PROBLEM REQUIREMENTS:
Drop the images; return everything else in the listing below exactly.

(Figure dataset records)
§ §
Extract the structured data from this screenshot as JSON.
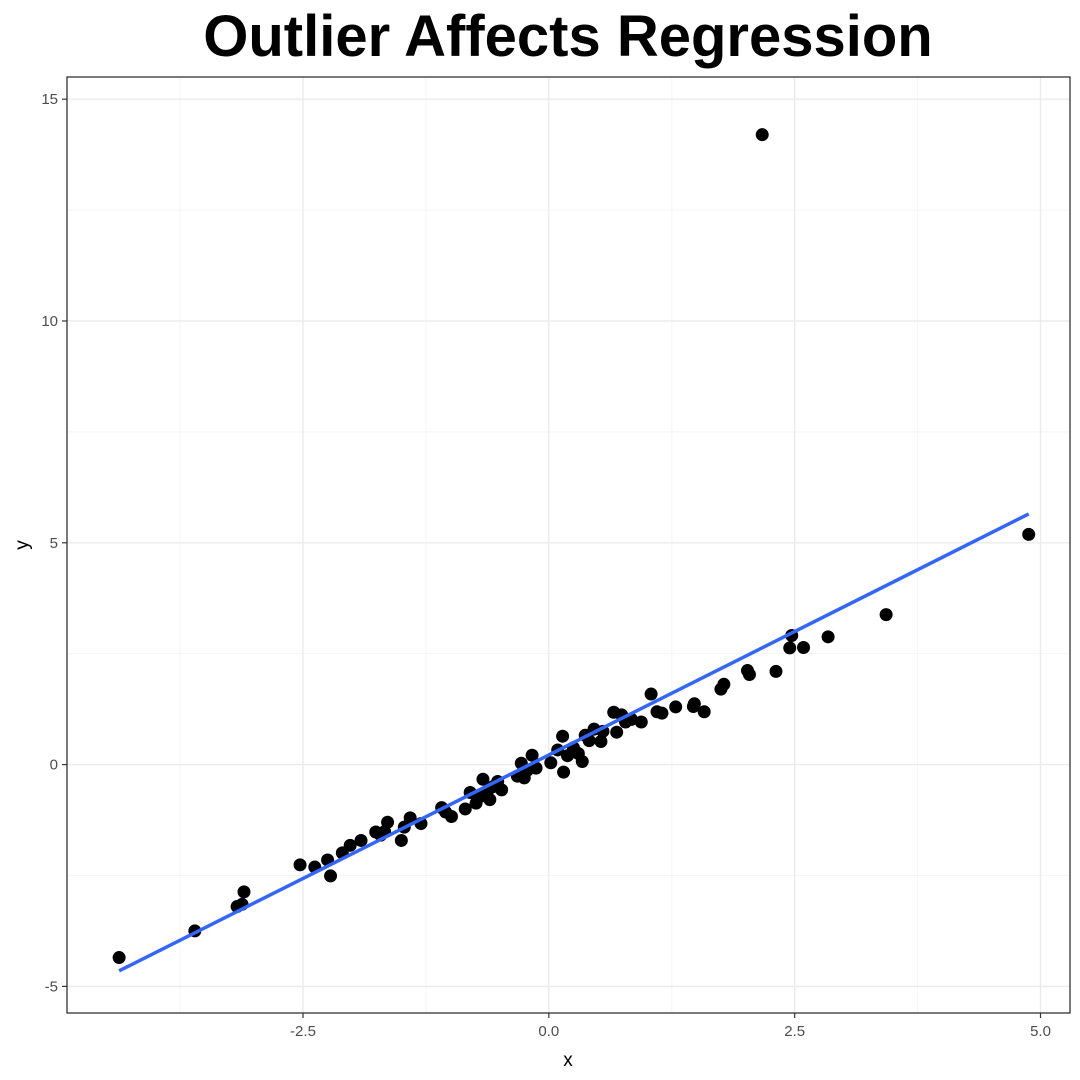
{
  "chart_data": {
    "type": "scatter",
    "title": "Outlier Affects Regression",
    "xlabel": "x",
    "ylabel": "y",
    "xlim": [
      -4.9,
      5.3
    ],
    "ylim": [
      -5.6,
      15.5
    ],
    "x_ticks": [
      -2.5,
      0.0,
      2.5,
      5.0
    ],
    "x_tick_labels": [
      "-2.5",
      "0.0",
      "2.5",
      "5.0"
    ],
    "y_ticks": [
      -5,
      0,
      5,
      10,
      15
    ],
    "y_tick_labels": [
      "-5",
      "0",
      "5",
      "10",
      "15"
    ],
    "grid": true,
    "points": [
      {
        "x": -4.37,
        "y": -4.35
      },
      {
        "x": -3.6,
        "y": -3.75
      },
      {
        "x": -3.17,
        "y": -3.2
      },
      {
        "x": -3.12,
        "y": -3.15
      },
      {
        "x": -3.1,
        "y": -2.87
      },
      {
        "x": -2.53,
        "y": -2.26
      },
      {
        "x": -2.38,
        "y": -2.31
      },
      {
        "x": -2.25,
        "y": -2.15
      },
      {
        "x": -2.22,
        "y": -2.51
      },
      {
        "x": -2.1,
        "y": -1.99
      },
      {
        "x": -2.02,
        "y": -1.82
      },
      {
        "x": -1.91,
        "y": -1.71
      },
      {
        "x": -1.76,
        "y": -1.52
      },
      {
        "x": -1.71,
        "y": -1.59
      },
      {
        "x": -1.67,
        "y": -1.51
      },
      {
        "x": -1.64,
        "y": -1.3
      },
      {
        "x": -1.5,
        "y": -1.71
      },
      {
        "x": -1.47,
        "y": -1.41
      },
      {
        "x": -1.41,
        "y": -1.2
      },
      {
        "x": -1.3,
        "y": -1.33
      },
      {
        "x": -1.09,
        "y": -0.97
      },
      {
        "x": -1.05,
        "y": -1.07
      },
      {
        "x": -0.99,
        "y": -1.17
      },
      {
        "x": -0.85,
        "y": -1.0
      },
      {
        "x": -0.8,
        "y": -0.63
      },
      {
        "x": -0.74,
        "y": -0.87
      },
      {
        "x": -0.7,
        "y": -0.72
      },
      {
        "x": -0.67,
        "y": -0.33
      },
      {
        "x": -0.63,
        "y": -0.65
      },
      {
        "x": -0.6,
        "y": -0.79
      },
      {
        "x": -0.57,
        "y": -0.5
      },
      {
        "x": -0.52,
        "y": -0.38
      },
      {
        "x": -0.48,
        "y": -0.57
      },
      {
        "x": -0.32,
        "y": -0.26
      },
      {
        "x": -0.28,
        "y": 0.03
      },
      {
        "x": -0.25,
        "y": -0.3
      },
      {
        "x": -0.22,
        "y": -0.13
      },
      {
        "x": -0.17,
        "y": 0.21
      },
      {
        "x": -0.13,
        "y": -0.08
      },
      {
        "x": 0.02,
        "y": 0.04
      },
      {
        "x": 0.09,
        "y": 0.33
      },
      {
        "x": 0.14,
        "y": 0.64
      },
      {
        "x": 0.15,
        "y": -0.17
      },
      {
        "x": 0.19,
        "y": 0.2
      },
      {
        "x": 0.25,
        "y": 0.38
      },
      {
        "x": 0.3,
        "y": 0.25
      },
      {
        "x": 0.34,
        "y": 0.07
      },
      {
        "x": 0.37,
        "y": 0.66
      },
      {
        "x": 0.41,
        "y": 0.54
      },
      {
        "x": 0.46,
        "y": 0.8
      },
      {
        "x": 0.53,
        "y": 0.52
      },
      {
        "x": 0.55,
        "y": 0.75
      },
      {
        "x": 0.66,
        "y": 1.18
      },
      {
        "x": 0.69,
        "y": 0.73
      },
      {
        "x": 0.74,
        "y": 1.12
      },
      {
        "x": 0.78,
        "y": 0.96
      },
      {
        "x": 0.84,
        "y": 1.02
      },
      {
        "x": 0.94,
        "y": 0.96
      },
      {
        "x": 1.04,
        "y": 1.59
      },
      {
        "x": 1.1,
        "y": 1.19
      },
      {
        "x": 1.15,
        "y": 1.16
      },
      {
        "x": 1.29,
        "y": 1.3
      },
      {
        "x": 1.47,
        "y": 1.31
      },
      {
        "x": 1.48,
        "y": 1.37
      },
      {
        "x": 1.58,
        "y": 1.19
      },
      {
        "x": 1.75,
        "y": 1.7
      },
      {
        "x": 1.78,
        "y": 1.81
      },
      {
        "x": 2.02,
        "y": 2.12
      },
      {
        "x": 2.04,
        "y": 2.03
      },
      {
        "x": 2.17,
        "y": 14.2
      },
      {
        "x": 2.31,
        "y": 2.1
      },
      {
        "x": 2.45,
        "y": 2.63
      },
      {
        "x": 2.47,
        "y": 2.91
      },
      {
        "x": 2.59,
        "y": 2.64
      },
      {
        "x": 2.84,
        "y": 2.88
      },
      {
        "x": 3.43,
        "y": 3.38
      },
      {
        "x": 4.88,
        "y": 5.19
      }
    ],
    "regression_line": {
      "x": [
        -4.37,
        4.88
      ],
      "y": [
        -4.65,
        5.65
      ]
    },
    "point_color": "#000000",
    "line_color": "#3366ff",
    "grid_major_color": "#ebebeb",
    "grid_minor_color": "#f5f5f5"
  }
}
§ §
OUTPUT:
Extract the structured data from this screenshot as JSON.
{
  "chart_data": {
    "type": "scatter",
    "title": "Outlier Affects Regression",
    "xlabel": "x",
    "ylabel": "y",
    "xlim": [
      -4.9,
      5.3
    ],
    "ylim": [
      -5.6,
      15.5
    ],
    "x_ticks": [
      -2.5,
      0.0,
      2.5,
      5.0
    ],
    "x_tick_labels": [
      "-2.5",
      "0.0",
      "2.5",
      "5.0"
    ],
    "y_ticks": [
      -5,
      0,
      5,
      10,
      15
    ],
    "y_tick_labels": [
      "-5",
      "0",
      "5",
      "10",
      "15"
    ],
    "grid": true,
    "points": [
      {
        "x": -4.37,
        "y": -4.35
      },
      {
        "x": -3.6,
        "y": -3.75
      },
      {
        "x": -3.17,
        "y": -3.2
      },
      {
        "x": -3.12,
        "y": -3.15
      },
      {
        "x": -3.1,
        "y": -2.87
      },
      {
        "x": -2.53,
        "y": -2.26
      },
      {
        "x": -2.38,
        "y": -2.31
      },
      {
        "x": -2.25,
        "y": -2.15
      },
      {
        "x": -2.22,
        "y": -2.51
      },
      {
        "x": -2.1,
        "y": -1.99
      },
      {
        "x": -2.02,
        "y": -1.82
      },
      {
        "x": -1.91,
        "y": -1.71
      },
      {
        "x": -1.76,
        "y": -1.52
      },
      {
        "x": -1.71,
        "y": -1.59
      },
      {
        "x": -1.67,
        "y": -1.51
      },
      {
        "x": -1.64,
        "y": -1.3
      },
      {
        "x": -1.5,
        "y": -1.71
      },
      {
        "x": -1.47,
        "y": -1.41
      },
      {
        "x": -1.41,
        "y": -1.2
      },
      {
        "x": -1.3,
        "y": -1.33
      },
      {
        "x": -1.09,
        "y": -0.97
      },
      {
        "x": -1.05,
        "y": -1.07
      },
      {
        "x": -0.99,
        "y": -1.17
      },
      {
        "x": -0.85,
        "y": -1.0
      },
      {
        "x": -0.8,
        "y": -0.63
      },
      {
        "x": -0.74,
        "y": -0.87
      },
      {
        "x": -0.7,
        "y": -0.72
      },
      {
        "x": -0.67,
        "y": -0.33
      },
      {
        "x": -0.63,
        "y": -0.65
      },
      {
        "x": -0.6,
        "y": -0.79
      },
      {
        "x": -0.57,
        "y": -0.5
      },
      {
        "x": -0.52,
        "y": -0.38
      },
      {
        "x": -0.48,
        "y": -0.57
      },
      {
        "x": -0.32,
        "y": -0.26
      },
      {
        "x": -0.28,
        "y": 0.03
      },
      {
        "x": -0.25,
        "y": -0.3
      },
      {
        "x": -0.22,
        "y": -0.13
      },
      {
        "x": -0.17,
        "y": 0.21
      },
      {
        "x": -0.13,
        "y": -0.08
      },
      {
        "x": 0.02,
        "y": 0.04
      },
      {
        "x": 0.09,
        "y": 0.33
      },
      {
        "x": 0.14,
        "y": 0.64
      },
      {
        "x": 0.15,
        "y": -0.17
      },
      {
        "x": 0.19,
        "y": 0.2
      },
      {
        "x": 0.25,
        "y": 0.38
      },
      {
        "x": 0.3,
        "y": 0.25
      },
      {
        "x": 0.34,
        "y": 0.07
      },
      {
        "x": 0.37,
        "y": 0.66
      },
      {
        "x": 0.41,
        "y": 0.54
      },
      {
        "x": 0.46,
        "y": 0.8
      },
      {
        "x": 0.53,
        "y": 0.52
      },
      {
        "x": 0.55,
        "y": 0.75
      },
      {
        "x": 0.66,
        "y": 1.18
      },
      {
        "x": 0.69,
        "y": 0.73
      },
      {
        "x": 0.74,
        "y": 1.12
      },
      {
        "x": 0.78,
        "y": 0.96
      },
      {
        "x": 0.84,
        "y": 1.02
      },
      {
        "x": 0.94,
        "y": 0.96
      },
      {
        "x": 1.04,
        "y": 1.59
      },
      {
        "x": 1.1,
        "y": 1.19
      },
      {
        "x": 1.15,
        "y": 1.16
      },
      {
        "x": 1.29,
        "y": 1.3
      },
      {
        "x": 1.47,
        "y": 1.31
      },
      {
        "x": 1.48,
        "y": 1.37
      },
      {
        "x": 1.58,
        "y": 1.19
      },
      {
        "x": 1.75,
        "y": 1.7
      },
      {
        "x": 1.78,
        "y": 1.81
      },
      {
        "x": 2.02,
        "y": 2.12
      },
      {
        "x": 2.04,
        "y": 2.03
      },
      {
        "x": 2.17,
        "y": 14.2
      },
      {
        "x": 2.31,
        "y": 2.1
      },
      {
        "x": 2.45,
        "y": 2.63
      },
      {
        "x": 2.47,
        "y": 2.91
      },
      {
        "x": 2.59,
        "y": 2.64
      },
      {
        "x": 2.84,
        "y": 2.88
      },
      {
        "x": 3.43,
        "y": 3.38
      },
      {
        "x": 4.88,
        "y": 5.19
      }
    ],
    "regression_line": {
      "x": [
        -4.37,
        4.88
      ],
      "y": [
        -4.65,
        5.65
      ]
    },
    "point_color": "#000000",
    "line_color": "#3366ff",
    "grid_major_color": "#ebebeb",
    "grid_minor_color": "#f5f5f5"
  }
}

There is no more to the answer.